◆ **Request**
Gather every line in the records below that contains the word "JSON".

◆ **Listed entries**
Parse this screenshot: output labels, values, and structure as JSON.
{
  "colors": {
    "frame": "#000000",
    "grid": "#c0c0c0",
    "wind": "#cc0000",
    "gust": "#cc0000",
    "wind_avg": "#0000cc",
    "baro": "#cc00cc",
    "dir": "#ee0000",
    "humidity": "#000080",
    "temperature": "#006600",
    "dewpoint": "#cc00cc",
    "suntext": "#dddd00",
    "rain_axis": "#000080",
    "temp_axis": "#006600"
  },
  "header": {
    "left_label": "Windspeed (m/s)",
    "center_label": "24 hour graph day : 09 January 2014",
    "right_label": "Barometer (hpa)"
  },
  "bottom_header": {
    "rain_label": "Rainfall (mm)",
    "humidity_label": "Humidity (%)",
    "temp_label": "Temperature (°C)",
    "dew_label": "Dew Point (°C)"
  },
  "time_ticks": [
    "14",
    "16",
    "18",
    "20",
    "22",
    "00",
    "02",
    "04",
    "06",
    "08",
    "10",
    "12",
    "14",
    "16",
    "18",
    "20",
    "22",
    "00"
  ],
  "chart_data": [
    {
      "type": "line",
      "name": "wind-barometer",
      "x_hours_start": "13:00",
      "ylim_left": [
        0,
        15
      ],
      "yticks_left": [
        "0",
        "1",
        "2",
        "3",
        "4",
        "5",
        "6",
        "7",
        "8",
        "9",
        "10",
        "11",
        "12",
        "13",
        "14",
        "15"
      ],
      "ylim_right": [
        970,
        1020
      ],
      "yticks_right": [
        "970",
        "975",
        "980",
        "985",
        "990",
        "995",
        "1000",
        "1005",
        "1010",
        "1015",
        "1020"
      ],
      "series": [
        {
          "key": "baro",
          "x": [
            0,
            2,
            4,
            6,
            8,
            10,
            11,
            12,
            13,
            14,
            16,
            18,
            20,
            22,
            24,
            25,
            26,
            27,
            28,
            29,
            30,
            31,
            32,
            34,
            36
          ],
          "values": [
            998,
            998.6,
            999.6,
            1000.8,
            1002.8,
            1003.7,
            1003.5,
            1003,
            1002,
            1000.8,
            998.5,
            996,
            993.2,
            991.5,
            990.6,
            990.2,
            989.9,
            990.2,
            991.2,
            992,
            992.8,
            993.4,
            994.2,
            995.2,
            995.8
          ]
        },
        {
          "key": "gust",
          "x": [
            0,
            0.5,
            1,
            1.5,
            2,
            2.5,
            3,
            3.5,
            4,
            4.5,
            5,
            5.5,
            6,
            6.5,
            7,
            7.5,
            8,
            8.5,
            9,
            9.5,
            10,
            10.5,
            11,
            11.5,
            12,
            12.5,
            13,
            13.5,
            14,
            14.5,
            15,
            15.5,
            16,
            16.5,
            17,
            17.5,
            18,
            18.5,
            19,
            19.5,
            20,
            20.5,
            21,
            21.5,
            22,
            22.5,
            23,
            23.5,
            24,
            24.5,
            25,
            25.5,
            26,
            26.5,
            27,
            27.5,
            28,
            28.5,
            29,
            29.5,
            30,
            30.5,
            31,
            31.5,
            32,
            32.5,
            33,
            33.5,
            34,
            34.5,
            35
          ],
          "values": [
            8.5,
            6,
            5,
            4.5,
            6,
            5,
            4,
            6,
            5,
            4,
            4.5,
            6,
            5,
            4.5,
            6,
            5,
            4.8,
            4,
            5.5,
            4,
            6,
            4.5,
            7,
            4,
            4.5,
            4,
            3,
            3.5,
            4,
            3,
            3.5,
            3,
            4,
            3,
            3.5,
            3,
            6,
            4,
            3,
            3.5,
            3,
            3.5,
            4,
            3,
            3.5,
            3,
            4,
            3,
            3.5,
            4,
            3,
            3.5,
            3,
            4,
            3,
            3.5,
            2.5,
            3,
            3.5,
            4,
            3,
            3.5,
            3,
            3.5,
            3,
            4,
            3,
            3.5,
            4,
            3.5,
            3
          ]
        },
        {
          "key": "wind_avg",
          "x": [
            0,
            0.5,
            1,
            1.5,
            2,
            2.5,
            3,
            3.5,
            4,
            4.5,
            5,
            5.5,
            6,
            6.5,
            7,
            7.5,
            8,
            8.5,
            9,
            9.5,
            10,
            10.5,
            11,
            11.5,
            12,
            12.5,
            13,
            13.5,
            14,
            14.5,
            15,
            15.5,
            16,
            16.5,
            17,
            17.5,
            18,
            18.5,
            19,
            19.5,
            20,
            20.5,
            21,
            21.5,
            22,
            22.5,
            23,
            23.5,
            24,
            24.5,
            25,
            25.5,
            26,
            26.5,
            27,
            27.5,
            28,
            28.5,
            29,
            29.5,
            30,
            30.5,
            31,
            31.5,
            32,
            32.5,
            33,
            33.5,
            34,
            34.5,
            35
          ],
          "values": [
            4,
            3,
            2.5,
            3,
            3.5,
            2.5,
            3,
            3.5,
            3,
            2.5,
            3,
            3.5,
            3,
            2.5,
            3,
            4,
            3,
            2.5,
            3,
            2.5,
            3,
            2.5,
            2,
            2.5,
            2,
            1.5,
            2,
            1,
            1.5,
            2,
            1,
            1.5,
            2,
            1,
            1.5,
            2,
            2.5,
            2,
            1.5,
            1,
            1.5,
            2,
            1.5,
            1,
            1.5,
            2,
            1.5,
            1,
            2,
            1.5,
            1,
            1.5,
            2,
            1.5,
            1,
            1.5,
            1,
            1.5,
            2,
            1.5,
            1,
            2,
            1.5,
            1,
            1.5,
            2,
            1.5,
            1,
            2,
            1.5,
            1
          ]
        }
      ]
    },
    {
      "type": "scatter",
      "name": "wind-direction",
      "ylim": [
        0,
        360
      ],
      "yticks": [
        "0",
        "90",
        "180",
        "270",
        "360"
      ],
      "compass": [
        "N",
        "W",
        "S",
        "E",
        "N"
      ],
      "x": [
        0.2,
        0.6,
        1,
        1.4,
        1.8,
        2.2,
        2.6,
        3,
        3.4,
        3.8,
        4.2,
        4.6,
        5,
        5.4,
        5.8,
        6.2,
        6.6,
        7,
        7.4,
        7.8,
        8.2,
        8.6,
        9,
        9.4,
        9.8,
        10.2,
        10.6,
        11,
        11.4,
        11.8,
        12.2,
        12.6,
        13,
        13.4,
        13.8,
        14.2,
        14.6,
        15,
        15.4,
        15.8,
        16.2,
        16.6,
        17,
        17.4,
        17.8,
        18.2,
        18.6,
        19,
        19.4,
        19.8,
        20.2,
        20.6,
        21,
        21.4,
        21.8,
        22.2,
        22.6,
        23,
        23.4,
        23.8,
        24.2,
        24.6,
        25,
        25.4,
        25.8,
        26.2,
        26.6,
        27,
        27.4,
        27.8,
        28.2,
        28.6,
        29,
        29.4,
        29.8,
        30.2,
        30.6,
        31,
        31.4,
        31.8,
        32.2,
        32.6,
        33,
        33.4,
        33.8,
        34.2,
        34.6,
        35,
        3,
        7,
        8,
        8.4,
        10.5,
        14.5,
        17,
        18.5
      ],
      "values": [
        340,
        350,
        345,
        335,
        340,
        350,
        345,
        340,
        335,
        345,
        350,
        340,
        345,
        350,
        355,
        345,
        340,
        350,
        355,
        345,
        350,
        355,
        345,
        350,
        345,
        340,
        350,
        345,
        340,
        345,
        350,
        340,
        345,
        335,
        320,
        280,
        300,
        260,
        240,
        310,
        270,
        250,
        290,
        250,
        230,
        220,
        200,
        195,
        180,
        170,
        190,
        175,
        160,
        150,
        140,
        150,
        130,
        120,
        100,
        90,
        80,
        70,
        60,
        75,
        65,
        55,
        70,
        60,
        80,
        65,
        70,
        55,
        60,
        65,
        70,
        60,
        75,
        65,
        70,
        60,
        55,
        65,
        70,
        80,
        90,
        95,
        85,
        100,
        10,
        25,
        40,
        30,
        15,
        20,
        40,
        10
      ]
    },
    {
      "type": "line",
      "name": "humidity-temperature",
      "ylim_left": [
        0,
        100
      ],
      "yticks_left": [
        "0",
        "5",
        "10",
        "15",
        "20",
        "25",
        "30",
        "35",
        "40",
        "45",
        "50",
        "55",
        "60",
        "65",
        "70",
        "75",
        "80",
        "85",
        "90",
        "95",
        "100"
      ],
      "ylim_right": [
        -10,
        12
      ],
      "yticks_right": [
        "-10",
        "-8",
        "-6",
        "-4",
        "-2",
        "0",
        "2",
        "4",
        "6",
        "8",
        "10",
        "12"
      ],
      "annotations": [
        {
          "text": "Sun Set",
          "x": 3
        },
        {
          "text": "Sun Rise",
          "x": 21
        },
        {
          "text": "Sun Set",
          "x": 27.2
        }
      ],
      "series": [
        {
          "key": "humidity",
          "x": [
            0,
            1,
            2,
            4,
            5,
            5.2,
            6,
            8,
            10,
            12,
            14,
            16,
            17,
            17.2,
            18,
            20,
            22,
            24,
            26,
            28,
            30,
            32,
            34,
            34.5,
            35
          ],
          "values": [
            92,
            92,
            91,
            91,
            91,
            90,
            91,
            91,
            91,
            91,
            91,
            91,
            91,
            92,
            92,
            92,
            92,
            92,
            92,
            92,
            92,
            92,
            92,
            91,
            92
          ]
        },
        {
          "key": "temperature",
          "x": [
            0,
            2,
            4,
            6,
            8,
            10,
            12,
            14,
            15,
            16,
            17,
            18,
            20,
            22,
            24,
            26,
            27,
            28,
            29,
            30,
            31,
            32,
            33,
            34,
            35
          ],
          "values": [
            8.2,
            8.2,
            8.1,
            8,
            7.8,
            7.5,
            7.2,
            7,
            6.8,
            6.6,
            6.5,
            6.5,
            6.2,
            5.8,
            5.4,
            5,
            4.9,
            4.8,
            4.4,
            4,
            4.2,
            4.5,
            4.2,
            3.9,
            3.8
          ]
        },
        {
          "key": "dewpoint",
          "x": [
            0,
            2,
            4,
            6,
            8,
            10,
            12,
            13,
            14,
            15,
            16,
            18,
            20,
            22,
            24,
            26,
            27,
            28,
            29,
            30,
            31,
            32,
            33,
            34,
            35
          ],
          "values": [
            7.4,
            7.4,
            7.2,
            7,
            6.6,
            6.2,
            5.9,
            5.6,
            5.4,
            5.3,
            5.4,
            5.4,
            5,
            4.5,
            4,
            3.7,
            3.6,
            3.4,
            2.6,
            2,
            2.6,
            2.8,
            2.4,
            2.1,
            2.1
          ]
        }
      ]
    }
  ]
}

==

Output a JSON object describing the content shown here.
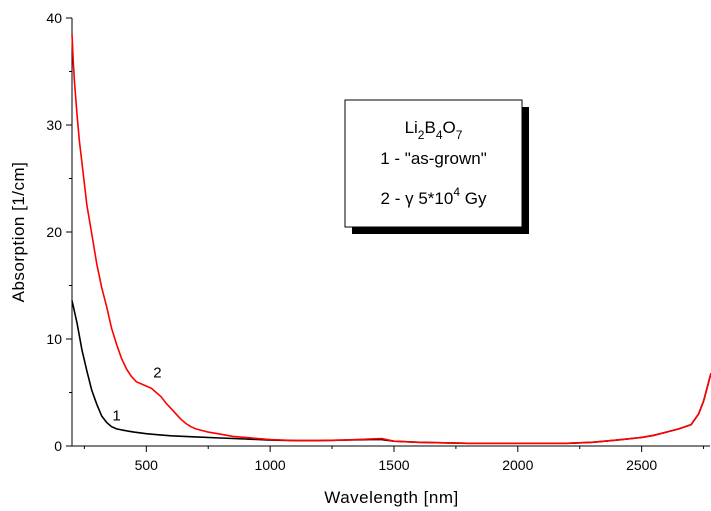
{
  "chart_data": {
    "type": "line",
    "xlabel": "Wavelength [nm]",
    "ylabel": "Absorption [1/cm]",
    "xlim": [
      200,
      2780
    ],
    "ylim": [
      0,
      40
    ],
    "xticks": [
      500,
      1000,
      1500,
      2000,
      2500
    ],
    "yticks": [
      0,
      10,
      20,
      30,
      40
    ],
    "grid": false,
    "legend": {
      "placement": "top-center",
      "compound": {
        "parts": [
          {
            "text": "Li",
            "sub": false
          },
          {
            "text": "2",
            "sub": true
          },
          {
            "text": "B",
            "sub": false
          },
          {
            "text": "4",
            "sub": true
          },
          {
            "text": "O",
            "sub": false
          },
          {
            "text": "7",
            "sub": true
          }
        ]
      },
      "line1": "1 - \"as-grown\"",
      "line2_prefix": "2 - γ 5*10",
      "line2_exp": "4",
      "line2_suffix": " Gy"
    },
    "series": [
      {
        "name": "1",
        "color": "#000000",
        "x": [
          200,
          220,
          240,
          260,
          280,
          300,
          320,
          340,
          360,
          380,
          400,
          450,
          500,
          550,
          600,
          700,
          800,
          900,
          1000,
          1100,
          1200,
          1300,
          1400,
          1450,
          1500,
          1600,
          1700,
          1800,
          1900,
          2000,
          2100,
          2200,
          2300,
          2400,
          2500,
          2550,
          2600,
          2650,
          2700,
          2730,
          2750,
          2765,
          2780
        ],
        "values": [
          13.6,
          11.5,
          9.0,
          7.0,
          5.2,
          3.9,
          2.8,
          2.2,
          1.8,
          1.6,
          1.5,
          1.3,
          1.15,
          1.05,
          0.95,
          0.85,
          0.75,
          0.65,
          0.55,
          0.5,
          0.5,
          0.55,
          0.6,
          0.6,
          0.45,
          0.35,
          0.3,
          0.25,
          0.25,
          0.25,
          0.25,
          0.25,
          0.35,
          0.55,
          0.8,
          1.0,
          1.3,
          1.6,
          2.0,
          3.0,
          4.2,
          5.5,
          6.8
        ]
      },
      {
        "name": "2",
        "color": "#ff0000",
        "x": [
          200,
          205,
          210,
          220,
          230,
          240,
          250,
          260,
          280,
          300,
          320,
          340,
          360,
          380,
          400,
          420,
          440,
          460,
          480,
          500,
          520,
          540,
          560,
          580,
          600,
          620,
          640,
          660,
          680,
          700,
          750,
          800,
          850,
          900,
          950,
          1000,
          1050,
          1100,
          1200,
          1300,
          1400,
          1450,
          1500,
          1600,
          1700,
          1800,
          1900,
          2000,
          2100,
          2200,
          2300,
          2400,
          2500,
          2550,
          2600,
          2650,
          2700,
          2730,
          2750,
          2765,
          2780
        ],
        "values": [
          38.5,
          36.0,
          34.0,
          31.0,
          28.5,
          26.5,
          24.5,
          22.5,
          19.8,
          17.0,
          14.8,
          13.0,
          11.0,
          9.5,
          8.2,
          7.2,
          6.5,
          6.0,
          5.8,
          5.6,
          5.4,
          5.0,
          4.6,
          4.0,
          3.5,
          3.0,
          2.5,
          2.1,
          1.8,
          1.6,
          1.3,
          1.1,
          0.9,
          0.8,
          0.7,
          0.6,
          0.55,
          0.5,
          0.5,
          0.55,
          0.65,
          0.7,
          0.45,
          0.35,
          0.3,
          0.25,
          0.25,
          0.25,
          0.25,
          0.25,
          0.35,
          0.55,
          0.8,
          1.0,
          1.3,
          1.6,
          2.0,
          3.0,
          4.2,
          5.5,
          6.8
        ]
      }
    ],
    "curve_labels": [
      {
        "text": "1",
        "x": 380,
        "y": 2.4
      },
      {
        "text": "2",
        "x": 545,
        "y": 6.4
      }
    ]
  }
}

◆ **Result of the task**
Parse this screenshot: output labels, values, and structure as JSON.
Output a JSON object describing the content shown here.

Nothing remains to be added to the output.